● TASK DIRECTIONS
Search the material for the word "Click" and report each line where it turns up.

● EXCERPTED DATA
┄┄┄┄┄┄

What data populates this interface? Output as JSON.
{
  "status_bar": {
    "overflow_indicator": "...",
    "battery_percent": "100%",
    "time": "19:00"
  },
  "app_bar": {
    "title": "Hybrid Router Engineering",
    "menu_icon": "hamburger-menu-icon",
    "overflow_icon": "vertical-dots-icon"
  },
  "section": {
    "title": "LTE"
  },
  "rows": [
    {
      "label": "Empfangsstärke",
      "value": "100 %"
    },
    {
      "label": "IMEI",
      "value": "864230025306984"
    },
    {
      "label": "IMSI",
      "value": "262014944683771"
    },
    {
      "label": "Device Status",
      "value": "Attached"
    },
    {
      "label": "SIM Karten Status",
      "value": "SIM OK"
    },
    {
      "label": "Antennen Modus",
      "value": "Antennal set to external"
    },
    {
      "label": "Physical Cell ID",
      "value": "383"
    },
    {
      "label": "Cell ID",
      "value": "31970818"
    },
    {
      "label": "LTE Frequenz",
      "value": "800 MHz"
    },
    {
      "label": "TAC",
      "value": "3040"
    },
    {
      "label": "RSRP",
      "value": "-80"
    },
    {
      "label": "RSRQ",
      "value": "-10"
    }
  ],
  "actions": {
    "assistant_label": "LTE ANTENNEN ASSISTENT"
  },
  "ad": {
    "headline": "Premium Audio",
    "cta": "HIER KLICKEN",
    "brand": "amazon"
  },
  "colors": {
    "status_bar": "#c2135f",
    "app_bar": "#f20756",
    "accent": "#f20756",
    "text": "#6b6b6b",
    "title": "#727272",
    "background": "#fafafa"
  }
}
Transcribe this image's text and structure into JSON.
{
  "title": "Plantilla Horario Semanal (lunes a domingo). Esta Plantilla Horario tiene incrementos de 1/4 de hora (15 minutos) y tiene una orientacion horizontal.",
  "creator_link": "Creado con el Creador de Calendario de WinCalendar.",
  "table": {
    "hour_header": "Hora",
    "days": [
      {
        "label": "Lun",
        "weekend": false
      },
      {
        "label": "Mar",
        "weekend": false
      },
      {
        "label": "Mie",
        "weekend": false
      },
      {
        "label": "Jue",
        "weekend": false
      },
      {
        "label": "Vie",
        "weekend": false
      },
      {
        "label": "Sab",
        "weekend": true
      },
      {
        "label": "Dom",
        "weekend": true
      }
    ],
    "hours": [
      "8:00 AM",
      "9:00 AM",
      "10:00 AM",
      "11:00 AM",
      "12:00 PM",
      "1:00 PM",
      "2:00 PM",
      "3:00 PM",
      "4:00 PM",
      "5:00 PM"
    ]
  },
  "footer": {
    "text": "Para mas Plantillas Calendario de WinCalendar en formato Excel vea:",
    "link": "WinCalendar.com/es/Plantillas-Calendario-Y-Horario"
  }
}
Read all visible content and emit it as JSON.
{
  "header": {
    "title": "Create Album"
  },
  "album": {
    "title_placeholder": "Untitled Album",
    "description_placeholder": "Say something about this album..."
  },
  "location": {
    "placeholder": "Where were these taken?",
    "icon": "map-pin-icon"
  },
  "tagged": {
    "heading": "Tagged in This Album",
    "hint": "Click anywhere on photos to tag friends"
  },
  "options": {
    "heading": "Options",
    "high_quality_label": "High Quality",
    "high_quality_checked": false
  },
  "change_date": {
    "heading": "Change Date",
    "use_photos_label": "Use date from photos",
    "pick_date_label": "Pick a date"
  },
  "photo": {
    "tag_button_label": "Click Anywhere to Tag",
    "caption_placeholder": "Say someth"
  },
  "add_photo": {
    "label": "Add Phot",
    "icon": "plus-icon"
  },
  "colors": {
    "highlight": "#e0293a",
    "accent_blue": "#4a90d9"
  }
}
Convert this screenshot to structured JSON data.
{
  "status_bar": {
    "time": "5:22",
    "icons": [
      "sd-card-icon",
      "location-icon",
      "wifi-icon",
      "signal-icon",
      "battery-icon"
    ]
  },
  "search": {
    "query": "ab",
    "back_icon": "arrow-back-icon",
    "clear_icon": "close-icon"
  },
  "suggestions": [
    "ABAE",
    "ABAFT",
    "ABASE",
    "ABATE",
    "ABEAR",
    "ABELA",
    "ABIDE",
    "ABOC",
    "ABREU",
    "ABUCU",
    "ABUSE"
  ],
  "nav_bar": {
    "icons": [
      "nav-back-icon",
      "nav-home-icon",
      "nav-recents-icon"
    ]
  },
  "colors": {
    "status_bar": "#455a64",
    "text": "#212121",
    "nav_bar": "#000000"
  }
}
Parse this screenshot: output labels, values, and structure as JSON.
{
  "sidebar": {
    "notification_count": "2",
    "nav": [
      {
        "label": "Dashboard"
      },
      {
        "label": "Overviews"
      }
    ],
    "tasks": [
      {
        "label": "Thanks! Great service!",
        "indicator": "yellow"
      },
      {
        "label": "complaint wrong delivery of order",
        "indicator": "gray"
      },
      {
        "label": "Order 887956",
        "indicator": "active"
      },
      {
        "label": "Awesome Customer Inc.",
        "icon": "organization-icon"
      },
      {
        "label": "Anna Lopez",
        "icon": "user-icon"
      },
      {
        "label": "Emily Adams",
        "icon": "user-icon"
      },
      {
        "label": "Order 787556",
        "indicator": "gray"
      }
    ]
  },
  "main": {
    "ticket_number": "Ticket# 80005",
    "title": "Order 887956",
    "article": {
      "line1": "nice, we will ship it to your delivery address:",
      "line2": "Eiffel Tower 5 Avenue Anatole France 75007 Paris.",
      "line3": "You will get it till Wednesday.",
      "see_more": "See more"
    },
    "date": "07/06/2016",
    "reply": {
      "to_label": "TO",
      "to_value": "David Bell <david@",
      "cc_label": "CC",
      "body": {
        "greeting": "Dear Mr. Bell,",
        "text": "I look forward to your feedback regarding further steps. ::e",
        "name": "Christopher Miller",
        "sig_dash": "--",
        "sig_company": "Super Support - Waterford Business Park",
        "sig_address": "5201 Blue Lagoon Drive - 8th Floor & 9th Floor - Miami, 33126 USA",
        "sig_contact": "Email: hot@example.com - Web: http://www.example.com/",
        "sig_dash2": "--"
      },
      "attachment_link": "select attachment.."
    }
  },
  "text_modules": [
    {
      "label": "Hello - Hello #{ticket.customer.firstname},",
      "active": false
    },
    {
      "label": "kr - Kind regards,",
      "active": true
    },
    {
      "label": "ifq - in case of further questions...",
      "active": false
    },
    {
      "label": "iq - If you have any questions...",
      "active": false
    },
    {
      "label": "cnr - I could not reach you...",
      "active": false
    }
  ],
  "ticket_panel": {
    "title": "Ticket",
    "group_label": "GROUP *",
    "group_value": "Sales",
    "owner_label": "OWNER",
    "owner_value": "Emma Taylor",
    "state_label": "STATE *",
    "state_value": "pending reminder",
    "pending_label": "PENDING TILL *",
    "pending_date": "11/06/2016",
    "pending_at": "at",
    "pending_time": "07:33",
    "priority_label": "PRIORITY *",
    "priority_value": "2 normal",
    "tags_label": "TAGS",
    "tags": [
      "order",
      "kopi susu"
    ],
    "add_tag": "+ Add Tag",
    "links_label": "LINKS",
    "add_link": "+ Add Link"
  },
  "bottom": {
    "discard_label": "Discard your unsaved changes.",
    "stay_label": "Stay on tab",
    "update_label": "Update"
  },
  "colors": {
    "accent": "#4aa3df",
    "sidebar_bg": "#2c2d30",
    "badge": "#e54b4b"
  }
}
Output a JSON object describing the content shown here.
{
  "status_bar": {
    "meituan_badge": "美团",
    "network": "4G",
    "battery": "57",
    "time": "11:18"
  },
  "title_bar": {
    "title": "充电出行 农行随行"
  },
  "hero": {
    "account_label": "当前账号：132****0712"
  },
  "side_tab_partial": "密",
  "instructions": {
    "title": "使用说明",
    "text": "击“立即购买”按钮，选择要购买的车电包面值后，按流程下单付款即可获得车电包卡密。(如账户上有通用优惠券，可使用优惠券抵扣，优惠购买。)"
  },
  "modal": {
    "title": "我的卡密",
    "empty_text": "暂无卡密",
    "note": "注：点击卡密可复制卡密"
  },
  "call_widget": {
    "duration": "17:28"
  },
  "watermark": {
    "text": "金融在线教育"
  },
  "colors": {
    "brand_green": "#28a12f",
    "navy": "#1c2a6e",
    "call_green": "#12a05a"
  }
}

┄┄┄┄┄┄

● WRITTEN ANSWER
    "hint": "Click anywhere on photos to tag friends"
    "tag_button_label": "Click Anywhere to Tag",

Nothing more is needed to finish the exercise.